Begin Source records

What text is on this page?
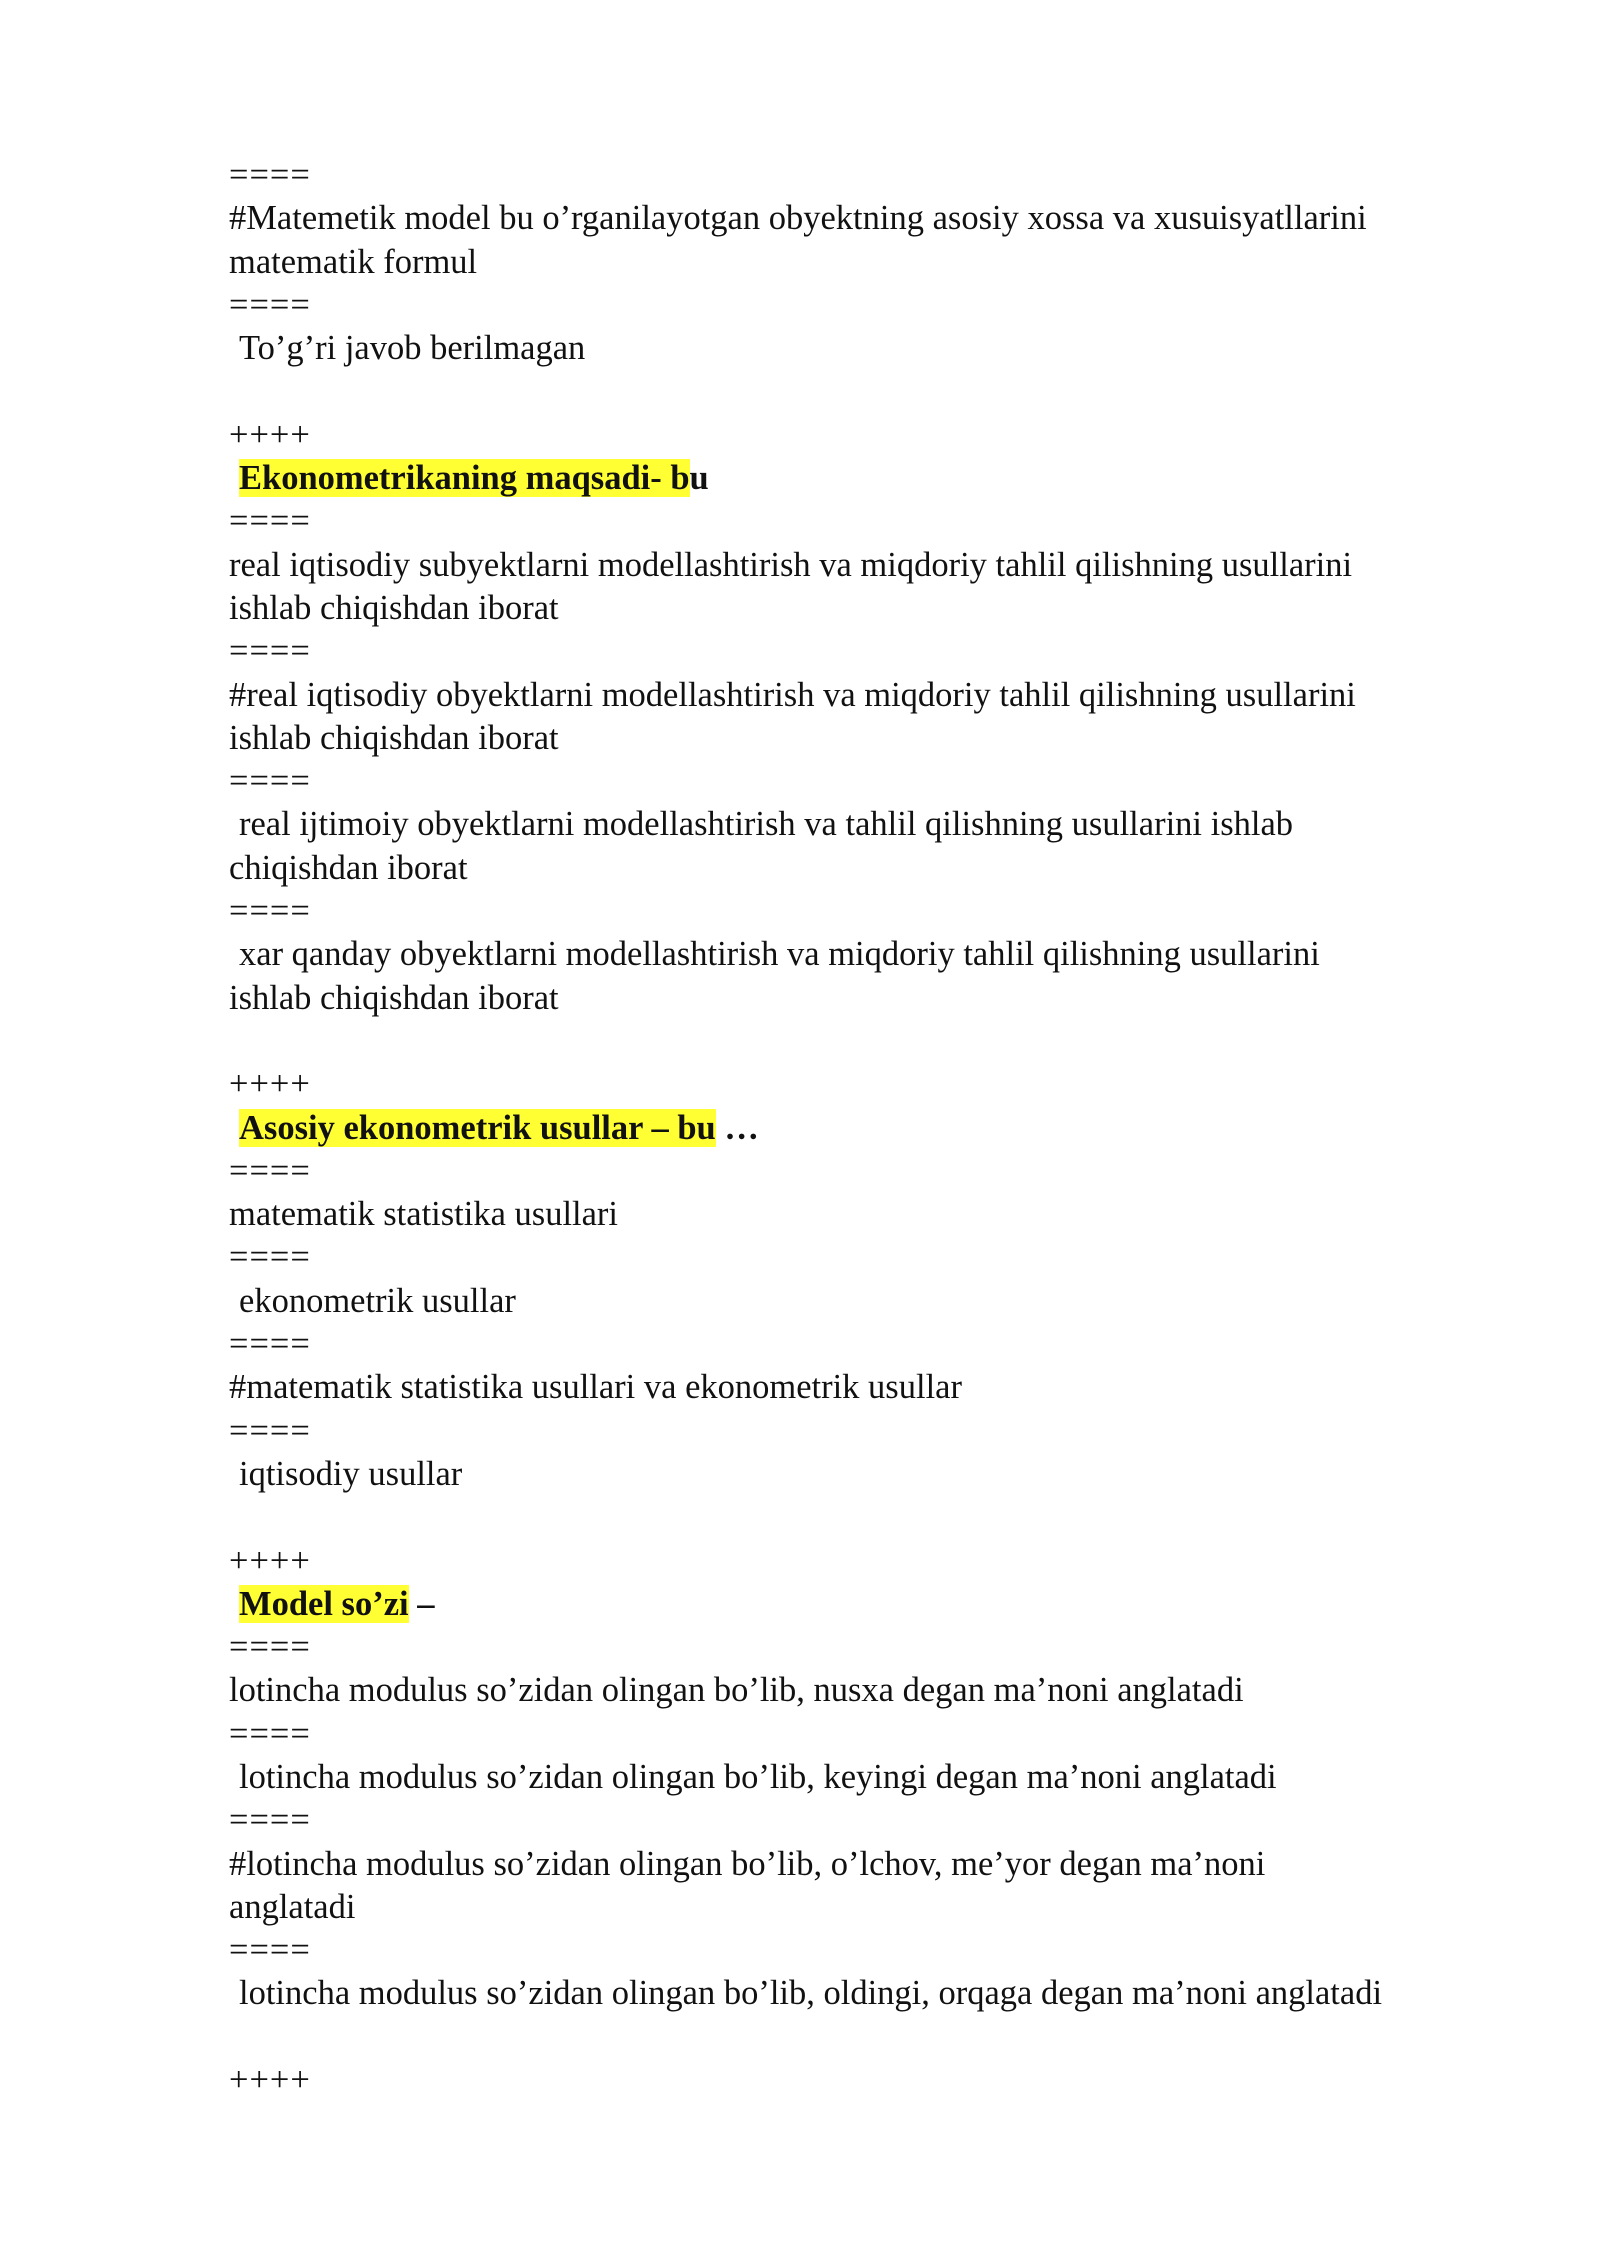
====
#Matemetik model bu o’rganilayotgan obyektning asosiy xossa va xusuisyatllarini
matematik formul
====
To’g’ri javob berilmagan
++++
Ekonometrikaning maqsadi- bu
====
real iqtisodiy subyektlarni modellashtirish va miqdoriy tahlil qilishning usullarini
ishlab chiqishdan iborat
====
#real iqtisodiy obyektlarni modellashtirish va miqdoriy tahlil qilishning usullarini
ishlab chiqishdan iborat
====
real ijtimoiy obyektlarni modellashtirish va tahlil qilishning usullarini ishlab
chiqishdan iborat
====
xar qanday obyektlarni modellashtirish va miqdoriy tahlil qilishning usullarini
ishlab chiqishdan iborat
++++
Asosiy ekonometrik usullar – bu …
====
matematik statistika usullari
====
ekonometrik usullar
====
#matematik statistika usullari va ekonometrik usullar
====
iqtisodiy usullar
++++
Model so’zi –
====
lotincha modulus so’zidan olingan bo’lib, nusxa degan ma’noni anglatadi
====
lotincha modulus so’zidan olingan bo’lib, keyingi degan ma’noni anglatadi
====
#lotincha modulus so’zidan olingan bo’lib, o’lchov, me’yor degan ma’noni
anglatadi
====
lotincha modulus so’zidan olingan bo’lib, oldingi, orqaga degan ma’noni anglatadi
++++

End Source records

Do this
Each line in the listing above that contains "modulus" should be copied.

Solution to the exercise
lotincha modulus so’zidan olingan bo’lib, nusxa degan ma’noni anglatadi
lotincha modulus so’zidan olingan bo’lib, keyingi degan ma’noni anglatadi
#lotincha modulus so’zidan olingan bo’lib, o’lchov, me’yor degan ma’noni
lotincha modulus so’zidan olingan bo’lib, oldingi, orqaga degan ma’noni anglatadi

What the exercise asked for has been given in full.